------ Data to process ------

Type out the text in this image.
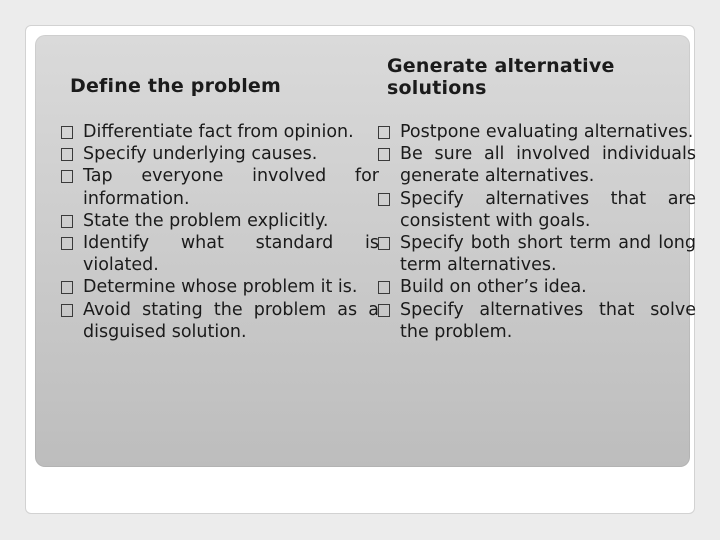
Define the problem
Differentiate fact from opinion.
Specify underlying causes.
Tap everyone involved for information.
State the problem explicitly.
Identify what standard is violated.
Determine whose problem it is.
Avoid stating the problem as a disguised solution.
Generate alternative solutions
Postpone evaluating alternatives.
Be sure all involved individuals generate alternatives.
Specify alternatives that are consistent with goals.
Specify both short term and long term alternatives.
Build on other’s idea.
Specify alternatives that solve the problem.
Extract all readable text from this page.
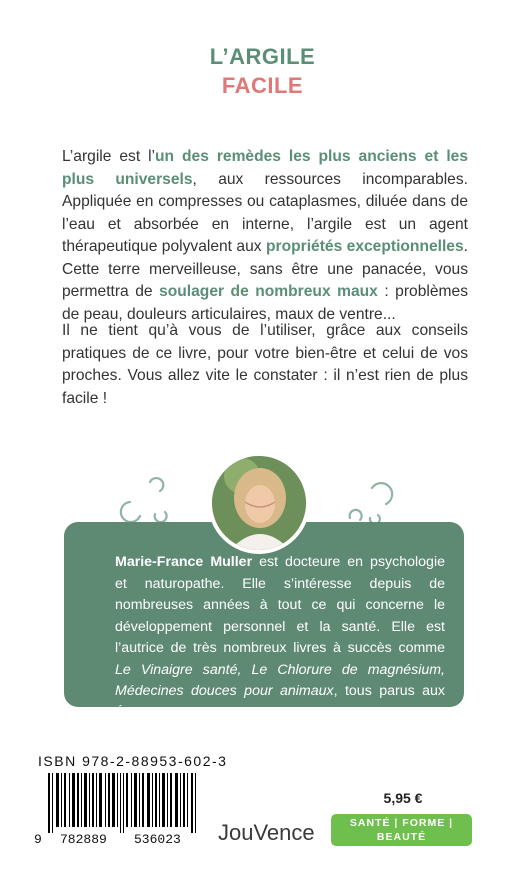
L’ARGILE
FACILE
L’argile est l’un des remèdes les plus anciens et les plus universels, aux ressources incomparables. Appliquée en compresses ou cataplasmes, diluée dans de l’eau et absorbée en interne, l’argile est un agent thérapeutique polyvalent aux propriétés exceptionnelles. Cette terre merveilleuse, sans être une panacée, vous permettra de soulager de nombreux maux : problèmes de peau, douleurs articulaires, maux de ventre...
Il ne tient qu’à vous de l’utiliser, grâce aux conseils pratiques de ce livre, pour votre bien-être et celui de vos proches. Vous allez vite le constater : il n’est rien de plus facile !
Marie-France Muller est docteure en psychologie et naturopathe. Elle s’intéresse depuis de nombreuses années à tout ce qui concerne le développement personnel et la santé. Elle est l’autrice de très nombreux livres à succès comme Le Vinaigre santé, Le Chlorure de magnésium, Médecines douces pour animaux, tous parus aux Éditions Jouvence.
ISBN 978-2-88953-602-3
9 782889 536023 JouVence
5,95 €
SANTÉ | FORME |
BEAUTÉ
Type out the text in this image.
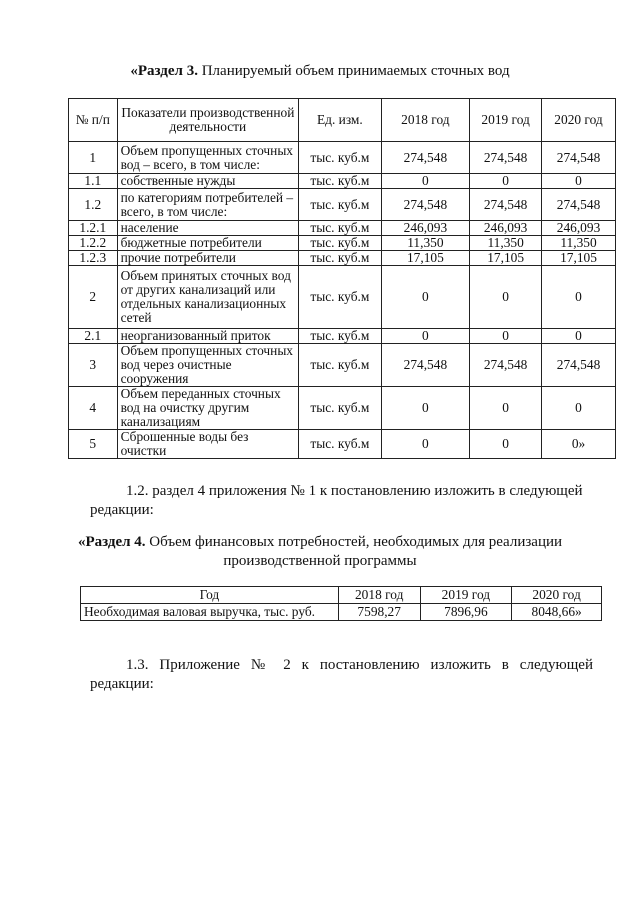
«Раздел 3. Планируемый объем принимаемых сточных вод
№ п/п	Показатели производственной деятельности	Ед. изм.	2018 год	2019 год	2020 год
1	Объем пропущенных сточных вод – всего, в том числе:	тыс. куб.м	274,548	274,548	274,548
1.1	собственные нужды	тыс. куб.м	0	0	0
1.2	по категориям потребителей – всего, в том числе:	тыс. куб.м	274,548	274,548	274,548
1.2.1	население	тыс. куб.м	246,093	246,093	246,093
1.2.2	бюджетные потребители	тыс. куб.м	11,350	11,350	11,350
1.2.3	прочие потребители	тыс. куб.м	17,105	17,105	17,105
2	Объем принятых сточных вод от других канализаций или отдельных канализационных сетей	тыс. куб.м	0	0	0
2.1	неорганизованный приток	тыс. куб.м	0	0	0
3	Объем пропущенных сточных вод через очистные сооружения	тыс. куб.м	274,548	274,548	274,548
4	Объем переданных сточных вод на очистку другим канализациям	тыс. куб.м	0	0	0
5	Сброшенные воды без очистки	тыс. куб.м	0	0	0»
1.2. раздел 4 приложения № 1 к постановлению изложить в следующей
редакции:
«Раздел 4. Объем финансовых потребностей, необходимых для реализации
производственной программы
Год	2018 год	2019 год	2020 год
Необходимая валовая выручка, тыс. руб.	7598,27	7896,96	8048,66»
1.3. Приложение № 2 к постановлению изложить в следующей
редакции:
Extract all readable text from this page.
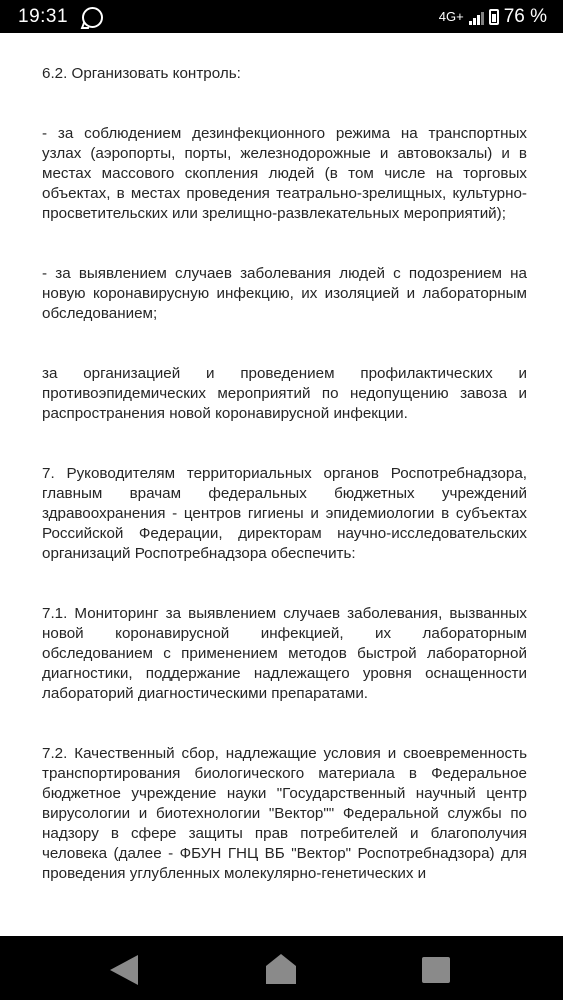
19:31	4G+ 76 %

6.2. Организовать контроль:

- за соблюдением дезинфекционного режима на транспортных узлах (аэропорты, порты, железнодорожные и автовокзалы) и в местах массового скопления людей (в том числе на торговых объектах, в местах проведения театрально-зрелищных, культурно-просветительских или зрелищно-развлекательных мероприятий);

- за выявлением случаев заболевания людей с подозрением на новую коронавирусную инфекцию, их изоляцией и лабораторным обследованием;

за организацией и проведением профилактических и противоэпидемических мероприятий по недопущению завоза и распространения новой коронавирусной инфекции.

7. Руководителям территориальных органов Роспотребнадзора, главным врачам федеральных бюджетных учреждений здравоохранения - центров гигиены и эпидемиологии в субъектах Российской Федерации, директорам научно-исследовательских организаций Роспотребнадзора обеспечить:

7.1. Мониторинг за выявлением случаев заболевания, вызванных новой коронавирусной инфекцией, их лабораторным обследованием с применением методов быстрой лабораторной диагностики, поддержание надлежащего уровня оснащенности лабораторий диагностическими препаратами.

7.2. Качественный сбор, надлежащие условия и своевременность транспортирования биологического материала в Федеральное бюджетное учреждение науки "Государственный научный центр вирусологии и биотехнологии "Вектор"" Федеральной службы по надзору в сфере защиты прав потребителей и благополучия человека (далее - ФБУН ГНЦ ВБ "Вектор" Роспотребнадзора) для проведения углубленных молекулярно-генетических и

------

What to work on:
Return, from the data, each line that has the word "Specify" in it.

Worked solution:
Specify underlying causes.
Specify alternatives that are consistent with goals.
Specify both short term and long term alternatives.
Specify alternatives that solve the problem.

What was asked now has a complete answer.